— start DATA EXTRACT —

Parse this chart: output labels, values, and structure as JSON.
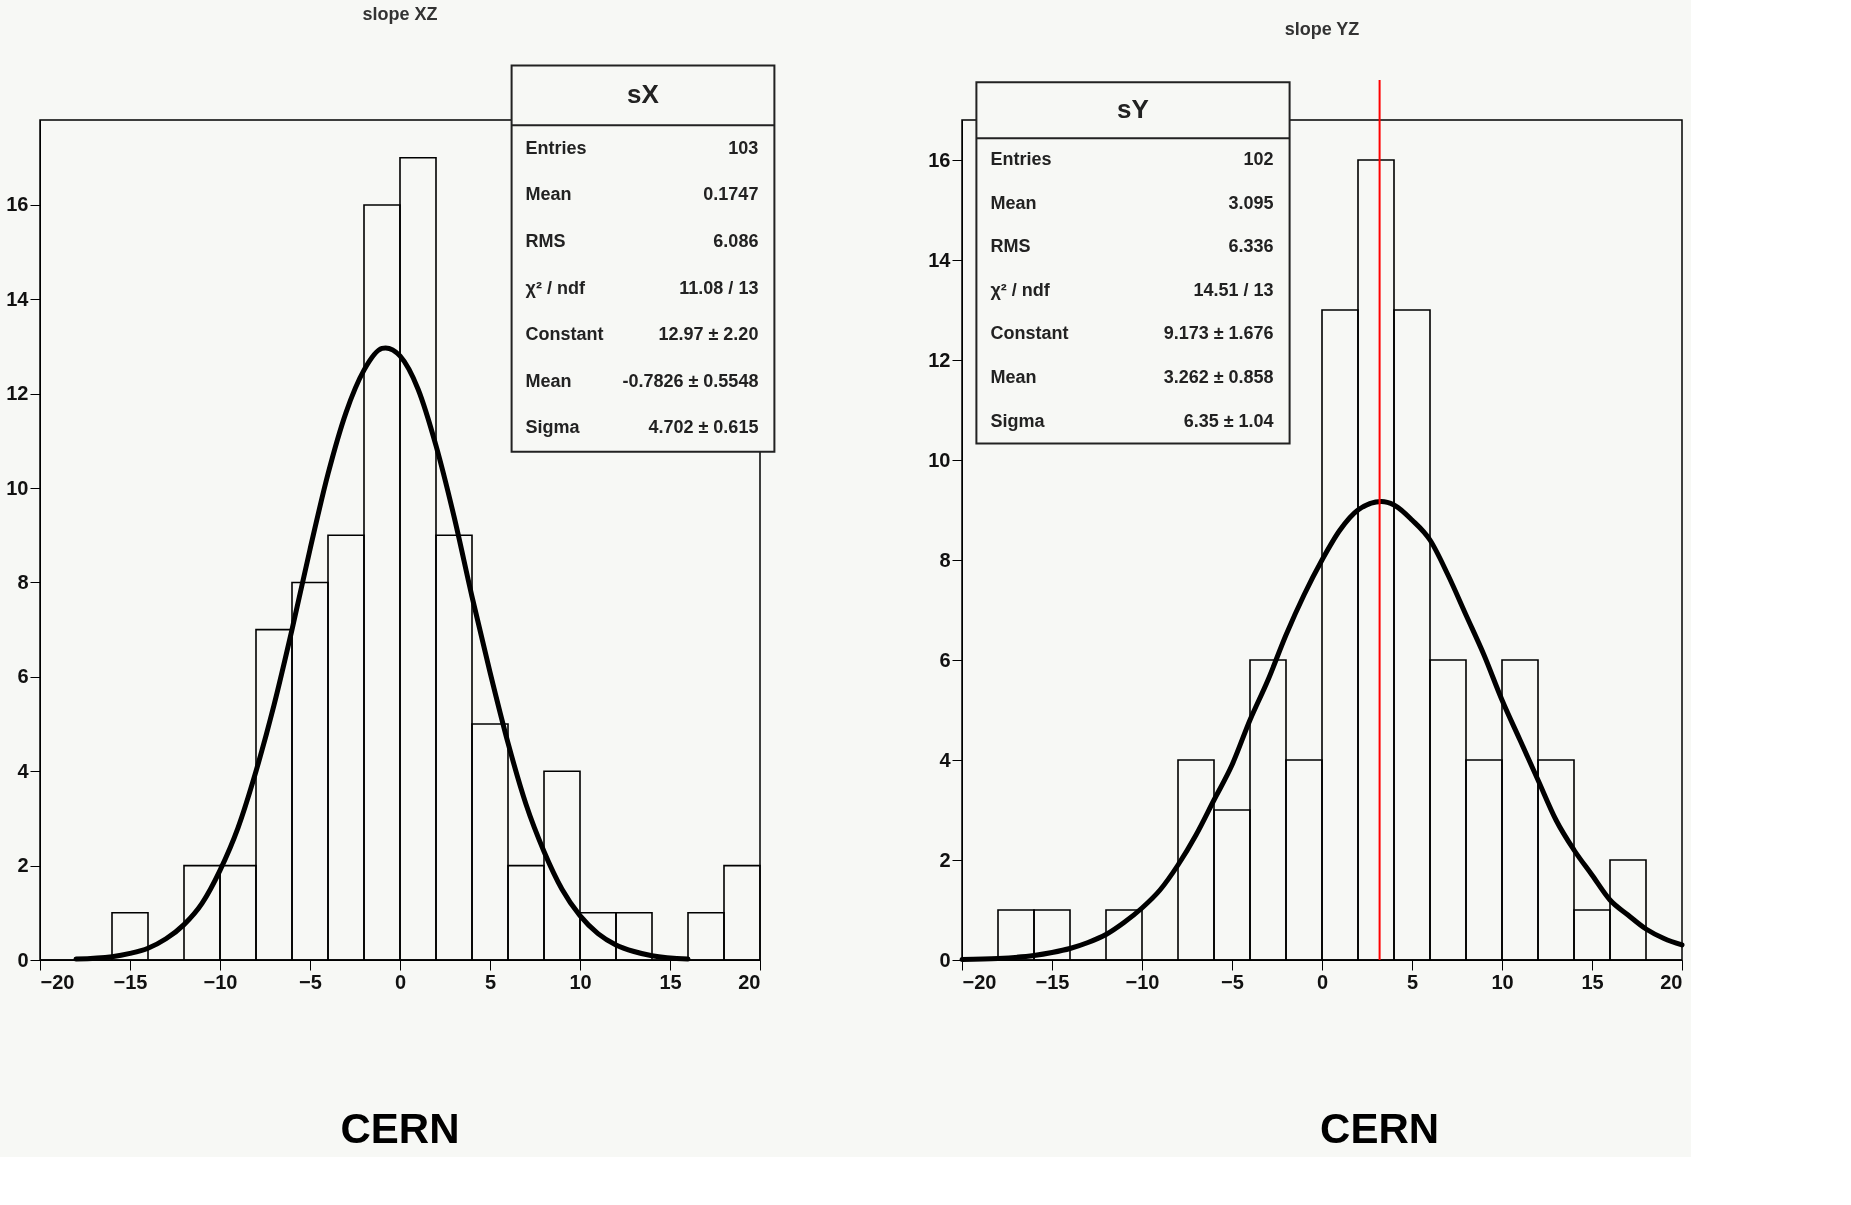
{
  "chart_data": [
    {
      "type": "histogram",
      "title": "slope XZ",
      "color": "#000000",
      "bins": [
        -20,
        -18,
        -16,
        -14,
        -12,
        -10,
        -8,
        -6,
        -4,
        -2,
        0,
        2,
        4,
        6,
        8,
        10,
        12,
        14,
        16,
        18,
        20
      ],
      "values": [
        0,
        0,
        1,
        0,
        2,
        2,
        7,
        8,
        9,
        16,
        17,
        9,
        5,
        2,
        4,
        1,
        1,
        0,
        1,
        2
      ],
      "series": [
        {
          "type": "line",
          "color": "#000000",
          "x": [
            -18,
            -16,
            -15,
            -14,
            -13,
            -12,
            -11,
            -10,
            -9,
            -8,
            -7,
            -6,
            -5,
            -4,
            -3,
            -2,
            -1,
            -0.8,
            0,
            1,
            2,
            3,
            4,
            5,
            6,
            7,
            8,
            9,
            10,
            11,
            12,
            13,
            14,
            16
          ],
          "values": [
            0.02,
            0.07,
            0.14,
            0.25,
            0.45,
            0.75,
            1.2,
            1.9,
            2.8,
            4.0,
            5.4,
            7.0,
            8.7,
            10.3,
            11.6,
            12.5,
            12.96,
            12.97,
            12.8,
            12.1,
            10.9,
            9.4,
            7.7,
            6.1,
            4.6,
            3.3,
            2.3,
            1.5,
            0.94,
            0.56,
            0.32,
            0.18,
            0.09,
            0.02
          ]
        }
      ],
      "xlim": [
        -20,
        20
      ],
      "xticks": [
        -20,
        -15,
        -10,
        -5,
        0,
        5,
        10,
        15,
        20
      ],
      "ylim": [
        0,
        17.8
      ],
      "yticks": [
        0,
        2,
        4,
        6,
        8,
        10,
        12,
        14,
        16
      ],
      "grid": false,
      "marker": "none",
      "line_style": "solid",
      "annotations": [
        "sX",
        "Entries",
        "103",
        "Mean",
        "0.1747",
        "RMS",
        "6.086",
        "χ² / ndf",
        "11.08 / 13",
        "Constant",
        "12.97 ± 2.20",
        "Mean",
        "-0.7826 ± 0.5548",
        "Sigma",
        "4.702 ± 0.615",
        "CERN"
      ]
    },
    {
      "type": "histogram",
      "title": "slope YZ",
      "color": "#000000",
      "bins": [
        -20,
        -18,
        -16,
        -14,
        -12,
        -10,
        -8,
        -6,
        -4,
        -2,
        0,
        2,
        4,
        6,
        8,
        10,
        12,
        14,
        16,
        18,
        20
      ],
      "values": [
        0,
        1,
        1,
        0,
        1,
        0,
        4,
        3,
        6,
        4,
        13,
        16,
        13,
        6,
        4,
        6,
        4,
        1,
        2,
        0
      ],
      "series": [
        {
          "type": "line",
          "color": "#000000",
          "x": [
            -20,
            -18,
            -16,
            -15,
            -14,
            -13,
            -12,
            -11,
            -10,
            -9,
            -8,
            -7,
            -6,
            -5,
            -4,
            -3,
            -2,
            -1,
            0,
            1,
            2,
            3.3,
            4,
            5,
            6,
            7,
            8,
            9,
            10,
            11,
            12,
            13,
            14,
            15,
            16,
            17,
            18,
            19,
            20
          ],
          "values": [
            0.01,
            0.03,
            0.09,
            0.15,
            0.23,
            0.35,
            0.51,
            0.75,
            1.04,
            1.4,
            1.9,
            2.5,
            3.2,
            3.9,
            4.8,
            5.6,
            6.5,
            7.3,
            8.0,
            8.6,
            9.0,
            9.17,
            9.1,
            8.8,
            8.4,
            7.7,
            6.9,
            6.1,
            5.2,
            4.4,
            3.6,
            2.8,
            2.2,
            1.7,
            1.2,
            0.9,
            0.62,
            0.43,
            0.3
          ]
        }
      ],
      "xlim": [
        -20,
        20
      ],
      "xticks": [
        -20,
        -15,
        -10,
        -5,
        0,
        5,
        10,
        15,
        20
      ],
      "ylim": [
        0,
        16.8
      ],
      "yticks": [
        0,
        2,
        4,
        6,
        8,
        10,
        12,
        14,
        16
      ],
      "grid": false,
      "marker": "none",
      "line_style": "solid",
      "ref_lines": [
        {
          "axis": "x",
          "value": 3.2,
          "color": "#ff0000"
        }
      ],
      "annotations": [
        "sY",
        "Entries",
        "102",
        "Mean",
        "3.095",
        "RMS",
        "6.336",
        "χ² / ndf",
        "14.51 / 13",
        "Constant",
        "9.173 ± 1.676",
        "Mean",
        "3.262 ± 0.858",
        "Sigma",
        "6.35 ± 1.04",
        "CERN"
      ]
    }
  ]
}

— end DATA EXTRACT —

WORK TO COMPLETE: Reproduce the material in full, word for word, and omit the pictures.

EXERCISE RESPONSE:
Parse this chart: output labels, values, and structure as JSON.
{
  "chart_data": [
    {
      "type": "histogram",
      "title": "slope XZ",
      "color": "#000000",
      "bins": [
        -20,
        -18,
        -16,
        -14,
        -12,
        -10,
        -8,
        -6,
        -4,
        -2,
        0,
        2,
        4,
        6,
        8,
        10,
        12,
        14,
        16,
        18,
        20
      ],
      "values": [
        0,
        0,
        1,
        0,
        2,
        2,
        7,
        8,
        9,
        16,
        17,
        9,
        5,
        2,
        4,
        1,
        1,
        0,
        1,
        2
      ],
      "series": [
        {
          "type": "line",
          "color": "#000000",
          "x": [
            -18,
            -16,
            -15,
            -14,
            -13,
            -12,
            -11,
            -10,
            -9,
            -8,
            -7,
            -6,
            -5,
            -4,
            -3,
            -2,
            -1,
            -0.8,
            0,
            1,
            2,
            3,
            4,
            5,
            6,
            7,
            8,
            9,
            10,
            11,
            12,
            13,
            14,
            16
          ],
          "values": [
            0.02,
            0.07,
            0.14,
            0.25,
            0.45,
            0.75,
            1.2,
            1.9,
            2.8,
            4.0,
            5.4,
            7.0,
            8.7,
            10.3,
            11.6,
            12.5,
            12.96,
            12.97,
            12.8,
            12.1,
            10.9,
            9.4,
            7.7,
            6.1,
            4.6,
            3.3,
            2.3,
            1.5,
            0.94,
            0.56,
            0.32,
            0.18,
            0.09,
            0.02
          ]
        }
      ],
      "xlim": [
        -20,
        20
      ],
      "xticks": [
        -20,
        -15,
        -10,
        -5,
        0,
        5,
        10,
        15,
        20
      ],
      "ylim": [
        0,
        17.8
      ],
      "yticks": [
        0,
        2,
        4,
        6,
        8,
        10,
        12,
        14,
        16
      ],
      "grid": false,
      "marker": "none",
      "line_style": "solid",
      "annotations": [
        "sX",
        "Entries",
        "103",
        "Mean",
        "0.1747",
        "RMS",
        "6.086",
        "χ² / ndf",
        "11.08 / 13",
        "Constant",
        "12.97 ± 2.20",
        "Mean",
        "-0.7826 ± 0.5548",
        "Sigma",
        "4.702 ± 0.615",
        "CERN"
      ]
    },
    {
      "type": "histogram",
      "title": "slope YZ",
      "color": "#000000",
      "bins": [
        -20,
        -18,
        -16,
        -14,
        -12,
        -10,
        -8,
        -6,
        -4,
        -2,
        0,
        2,
        4,
        6,
        8,
        10,
        12,
        14,
        16,
        18,
        20
      ],
      "values": [
        0,
        1,
        1,
        0,
        1,
        0,
        4,
        3,
        6,
        4,
        13,
        16,
        13,
        6,
        4,
        6,
        4,
        1,
        2,
        0
      ],
      "series": [
        {
          "type": "line",
          "color": "#000000",
          "x": [
            -20,
            -18,
            -16,
            -15,
            -14,
            -13,
            -12,
            -11,
            -10,
            -9,
            -8,
            -7,
            -6,
            -5,
            -4,
            -3,
            -2,
            -1,
            0,
            1,
            2,
            3.3,
            4,
            5,
            6,
            7,
            8,
            9,
            10,
            11,
            12,
            13,
            14,
            15,
            16,
            17,
            18,
            19,
            20
          ],
          "values": [
            0.01,
            0.03,
            0.09,
            0.15,
            0.23,
            0.35,
            0.51,
            0.75,
            1.04,
            1.4,
            1.9,
            2.5,
            3.2,
            3.9,
            4.8,
            5.6,
            6.5,
            7.3,
            8.0,
            8.6,
            9.0,
            9.17,
            9.1,
            8.8,
            8.4,
            7.7,
            6.9,
            6.1,
            5.2,
            4.4,
            3.6,
            2.8,
            2.2,
            1.7,
            1.2,
            0.9,
            0.62,
            0.43,
            0.3
          ]
        }
      ],
      "xlim": [
        -20,
        20
      ],
      "xticks": [
        -20,
        -15,
        -10,
        -5,
        0,
        5,
        10,
        15,
        20
      ],
      "ylim": [
        0,
        16.8
      ],
      "yticks": [
        0,
        2,
        4,
        6,
        8,
        10,
        12,
        14,
        16
      ],
      "grid": false,
      "marker": "none",
      "line_style": "solid",
      "ref_lines": [
        {
          "axis": "x",
          "value": 3.2,
          "color": "#ff0000"
        }
      ],
      "annotations": [
        "sY",
        "Entries",
        "102",
        "Mean",
        "3.095",
        "RMS",
        "6.336",
        "χ² / ndf",
        "14.51 / 13",
        "Constant",
        "9.173 ± 1.676",
        "Mean",
        "3.262 ± 0.858",
        "Sigma",
        "6.35 ± 1.04",
        "CERN"
      ]
    }
  ]
}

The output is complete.